- **WHAT THIS TASK INVOLVES**: Below is a block of records; return all of them exactly, but without the images.

- **INPUT MATERIAL**:

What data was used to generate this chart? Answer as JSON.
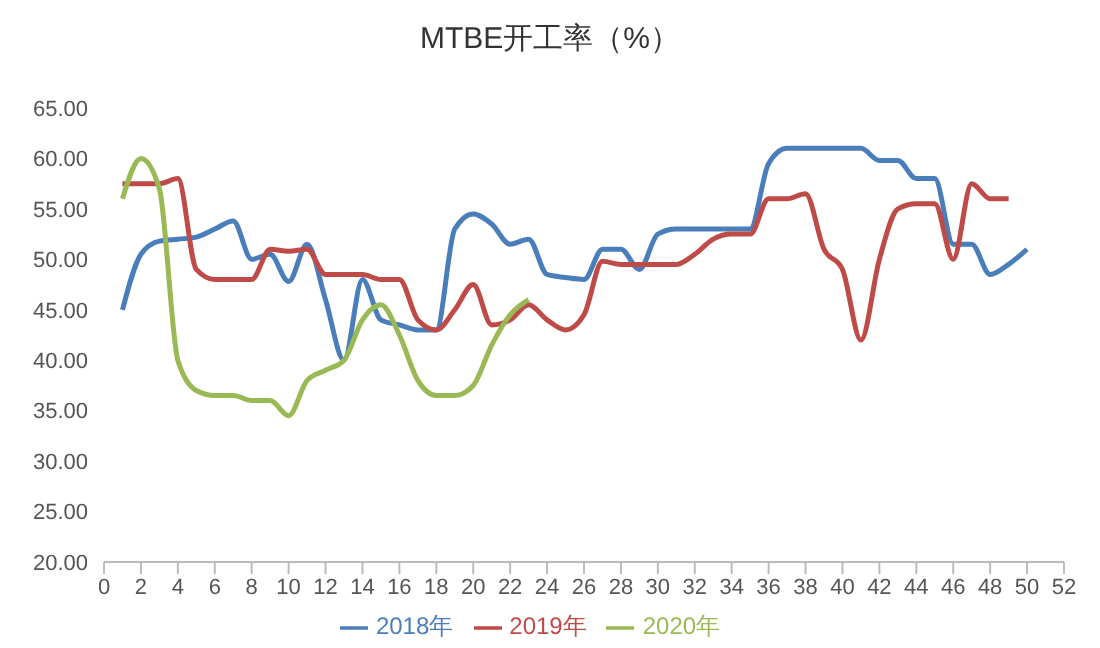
{
  "chart_data": {
    "type": "line",
    "title": "MTBE开工率（%）",
    "x": [
      1,
      2,
      3,
      4,
      5,
      6,
      7,
      8,
      9,
      10,
      11,
      12,
      13,
      14,
      15,
      16,
      17,
      18,
      19,
      20,
      21,
      22,
      23,
      24,
      25,
      26,
      27,
      28,
      29,
      30,
      31,
      32,
      33,
      34,
      35,
      36,
      37,
      38,
      39,
      40,
      41,
      42,
      43,
      44,
      45,
      46,
      47,
      48,
      49,
      50
    ],
    "series": [
      {
        "name": "2018年",
        "color": "#4a7ebb",
        "values": [
          45,
          50.5,
          51.8,
          52,
          52.2,
          53,
          53.8,
          50,
          50.5,
          47.8,
          51.5,
          46,
          40,
          48,
          44,
          43.5,
          43,
          43,
          53,
          54.5,
          53.5,
          51.5,
          52,
          48.5,
          48.2,
          48,
          51,
          51,
          49,
          52.5,
          53,
          53,
          53,
          53,
          53,
          59.5,
          61,
          61,
          61,
          61,
          61,
          59.8,
          59.8,
          58,
          58,
          51.5,
          51.5,
          48.5,
          49.5,
          51
        ]
      },
      {
        "name": "2019年",
        "color": "#be4b48",
        "values": [
          57.5,
          57.5,
          57.5,
          58,
          49,
          48,
          48,
          48,
          51,
          50.8,
          51,
          48.5,
          48.5,
          48.5,
          48,
          48,
          44,
          43,
          45,
          47.5,
          43.5,
          44,
          45.5,
          44,
          43,
          44.5,
          49.8,
          49.5,
          49.5,
          49.5,
          49.5,
          50.5,
          52,
          52.5,
          52.5,
          56,
          56,
          56.5,
          51,
          49,
          42,
          50,
          55,
          55.5,
          55.5,
          50,
          57.5,
          56,
          56,
          null
        ]
      },
      {
        "name": "2020年",
        "color": "#98b954",
        "values": [
          56,
          60,
          57,
          40,
          37,
          36.5,
          36.5,
          36,
          36,
          34.5,
          38,
          39,
          40,
          44,
          45.5,
          42.5,
          38,
          36.5,
          36.5,
          37.5,
          41.5,
          44.5,
          46,
          null,
          null,
          null,
          null,
          null,
          null,
          null,
          null,
          null,
          null,
          null,
          null,
          null,
          null,
          null,
          null,
          null,
          null,
          null,
          null,
          null,
          null,
          null,
          null,
          null,
          null,
          null
        ]
      }
    ],
    "xlim": [
      0,
      52
    ],
    "xticks": [
      0,
      2,
      4,
      6,
      8,
      10,
      12,
      14,
      16,
      18,
      20,
      22,
      24,
      26,
      28,
      30,
      32,
      34,
      36,
      38,
      40,
      42,
      44,
      46,
      48,
      50,
      52
    ],
    "ylim": [
      20,
      65
    ],
    "yticks": [
      {
        "value": 20,
        "label": "20.00"
      },
      {
        "value": 25,
        "label": "25.00"
      },
      {
        "value": 30,
        "label": "30.00"
      },
      {
        "value": 35,
        "label": "35.00"
      },
      {
        "value": 40,
        "label": "40.00"
      },
      {
        "value": 45,
        "label": "45.00"
      },
      {
        "value": 50,
        "label": "50.00"
      },
      {
        "value": 55,
        "label": "55.00"
      },
      {
        "value": 60,
        "label": "60.00"
      },
      {
        "value": 65,
        "label": "65.00"
      }
    ],
    "grid": false,
    "legend": "bottom",
    "marker": "none",
    "line_style": "solid"
  }
}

- **OUTPUT OF THE EXERCISE**:
What data was used to generate this chart? Answer as JSON.
{
  "chart_data": {
    "type": "line",
    "title": "MTBE开工率（%）",
    "x": [
      1,
      2,
      3,
      4,
      5,
      6,
      7,
      8,
      9,
      10,
      11,
      12,
      13,
      14,
      15,
      16,
      17,
      18,
      19,
      20,
      21,
      22,
      23,
      24,
      25,
      26,
      27,
      28,
      29,
      30,
      31,
      32,
      33,
      34,
      35,
      36,
      37,
      38,
      39,
      40,
      41,
      42,
      43,
      44,
      45,
      46,
      47,
      48,
      49,
      50
    ],
    "series": [
      {
        "name": "2018年",
        "color": "#4a7ebb",
        "values": [
          45,
          50.5,
          51.8,
          52,
          52.2,
          53,
          53.8,
          50,
          50.5,
          47.8,
          51.5,
          46,
          40,
          48,
          44,
          43.5,
          43,
          43,
          53,
          54.5,
          53.5,
          51.5,
          52,
          48.5,
          48.2,
          48,
          51,
          51,
          49,
          52.5,
          53,
          53,
          53,
          53,
          53,
          59.5,
          61,
          61,
          61,
          61,
          61,
          59.8,
          59.8,
          58,
          58,
          51.5,
          51.5,
          48.5,
          49.5,
          51
        ]
      },
      {
        "name": "2019年",
        "color": "#be4b48",
        "values": [
          57.5,
          57.5,
          57.5,
          58,
          49,
          48,
          48,
          48,
          51,
          50.8,
          51,
          48.5,
          48.5,
          48.5,
          48,
          48,
          44,
          43,
          45,
          47.5,
          43.5,
          44,
          45.5,
          44,
          43,
          44.5,
          49.8,
          49.5,
          49.5,
          49.5,
          49.5,
          50.5,
          52,
          52.5,
          52.5,
          56,
          56,
          56.5,
          51,
          49,
          42,
          50,
          55,
          55.5,
          55.5,
          50,
          57.5,
          56,
          56,
          null
        ]
      },
      {
        "name": "2020年",
        "color": "#98b954",
        "values": [
          56,
          60,
          57,
          40,
          37,
          36.5,
          36.5,
          36,
          36,
          34.5,
          38,
          39,
          40,
          44,
          45.5,
          42.5,
          38,
          36.5,
          36.5,
          37.5,
          41.5,
          44.5,
          46,
          null,
          null,
          null,
          null,
          null,
          null,
          null,
          null,
          null,
          null,
          null,
          null,
          null,
          null,
          null,
          null,
          null,
          null,
          null,
          null,
          null,
          null,
          null,
          null,
          null,
          null,
          null
        ]
      }
    ],
    "xlim": [
      0,
      52
    ],
    "xticks": [
      0,
      2,
      4,
      6,
      8,
      10,
      12,
      14,
      16,
      18,
      20,
      22,
      24,
      26,
      28,
      30,
      32,
      34,
      36,
      38,
      40,
      42,
      44,
      46,
      48,
      50,
      52
    ],
    "ylim": [
      20,
      65
    ],
    "yticks": [
      {
        "value": 20,
        "label": "20.00"
      },
      {
        "value": 25,
        "label": "25.00"
      },
      {
        "value": 30,
        "label": "30.00"
      },
      {
        "value": 35,
        "label": "35.00"
      },
      {
        "value": 40,
        "label": "40.00"
      },
      {
        "value": 45,
        "label": "45.00"
      },
      {
        "value": 50,
        "label": "50.00"
      },
      {
        "value": 55,
        "label": "55.00"
      },
      {
        "value": 60,
        "label": "60.00"
      },
      {
        "value": 65,
        "label": "65.00"
      }
    ],
    "grid": false,
    "legend": "bottom",
    "marker": "none",
    "line_style": "solid"
  }
}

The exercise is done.